**Directive**
Reproduce the entries word for word, and omit any picture you find in them.
◆ ◆ ◆ ◆ ◆
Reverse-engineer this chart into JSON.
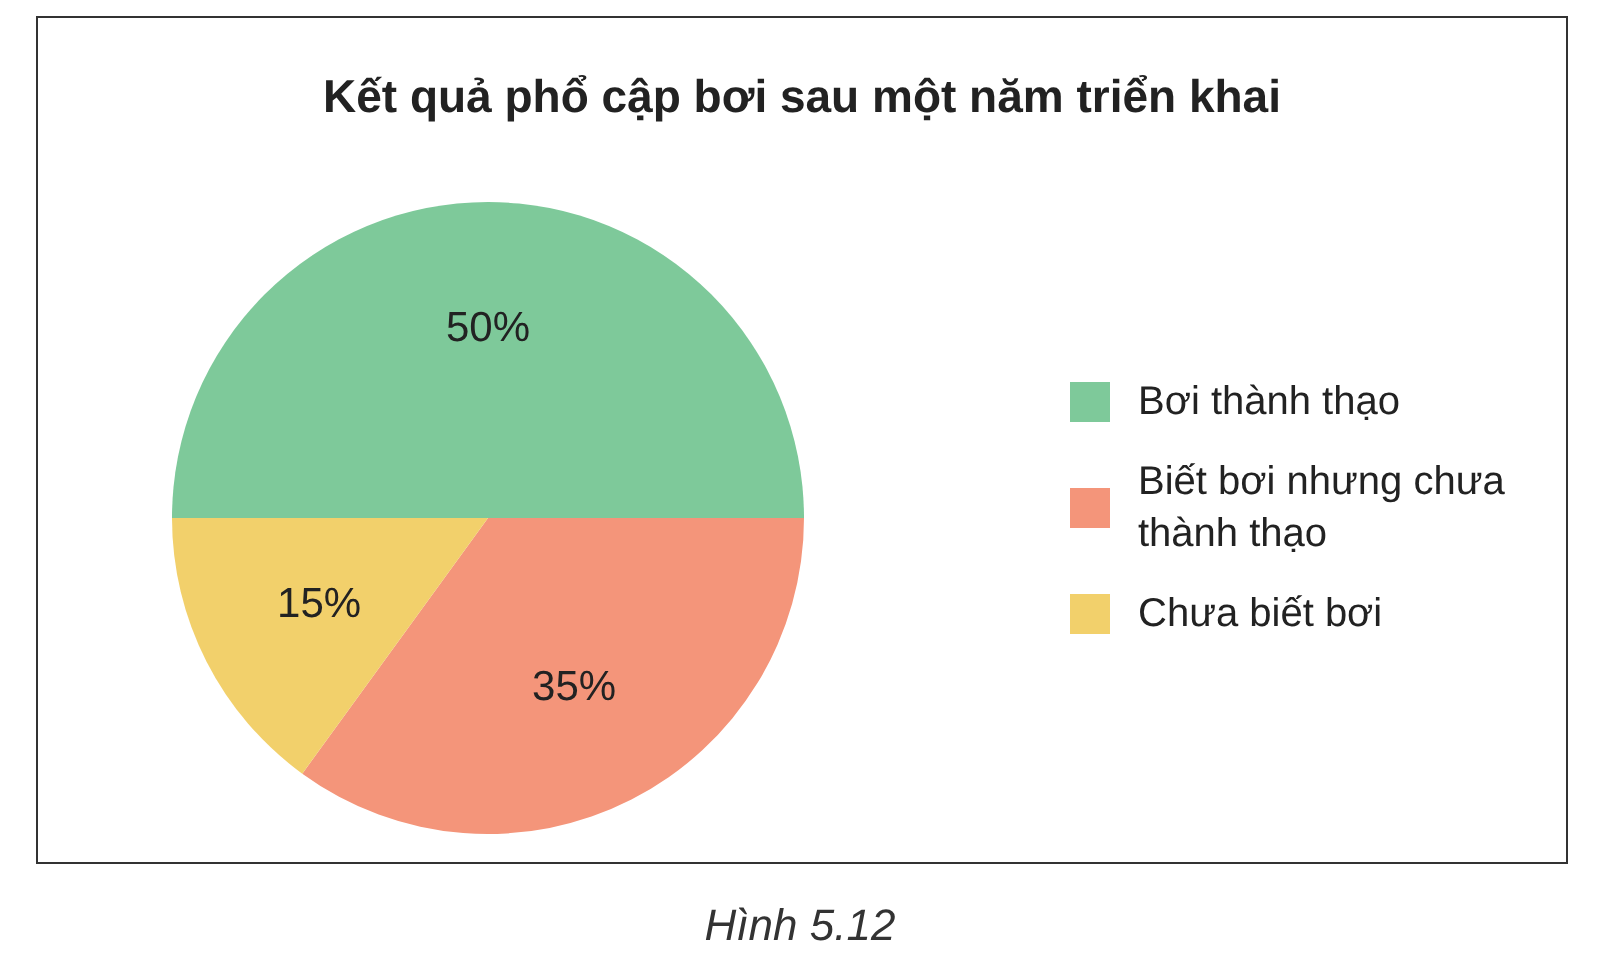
{
  "chart_data": {
    "type": "pie",
    "title": "Kết quả phổ cập bơi sau một năm triển khai",
    "categories": [
      "Bơi thành thạo",
      "Biết bơi nhưng chưa thành thạo",
      "Chưa biết bơi"
    ],
    "values": [
      50,
      35,
      15
    ],
    "colors": [
      "#7ec99a",
      "#f4957a",
      "#f2d06b"
    ],
    "value_labels": [
      "50%",
      "35%",
      "15%"
    ],
    "legend": "right",
    "annotations": [
      "Hình 5.12"
    ]
  }
}
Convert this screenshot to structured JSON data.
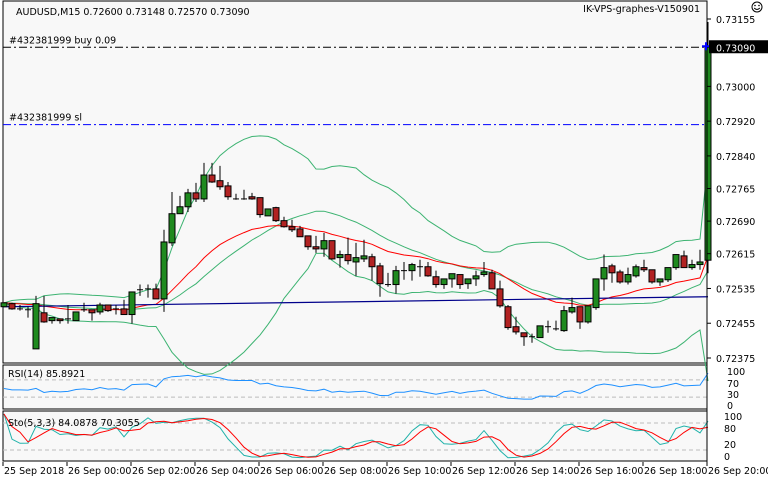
◆ ◆ ◆ ◆ ◆
**Response**
Reverse-engineer this chart into JSON.
{
  "chart_data": {
    "type": "pie",
    "title": "Kết quả phổ cập bơi sau một năm triển khai",
    "categories": [
      "Bơi thành thạo",
      "Biết bơi nhưng chưa thành thạo",
      "Chưa biết bơi"
    ],
    "values": [
      50,
      35,
      15
    ],
    "colors": [
      "#7ec99a",
      "#f4957a",
      "#f2d06b"
    ],
    "value_labels": [
      "50%",
      "35%",
      "15%"
    ],
    "legend": "right",
    "annotations": [
      "Hình 5.12"
    ]
  }
}
Convert this screenshot to structured JSON data.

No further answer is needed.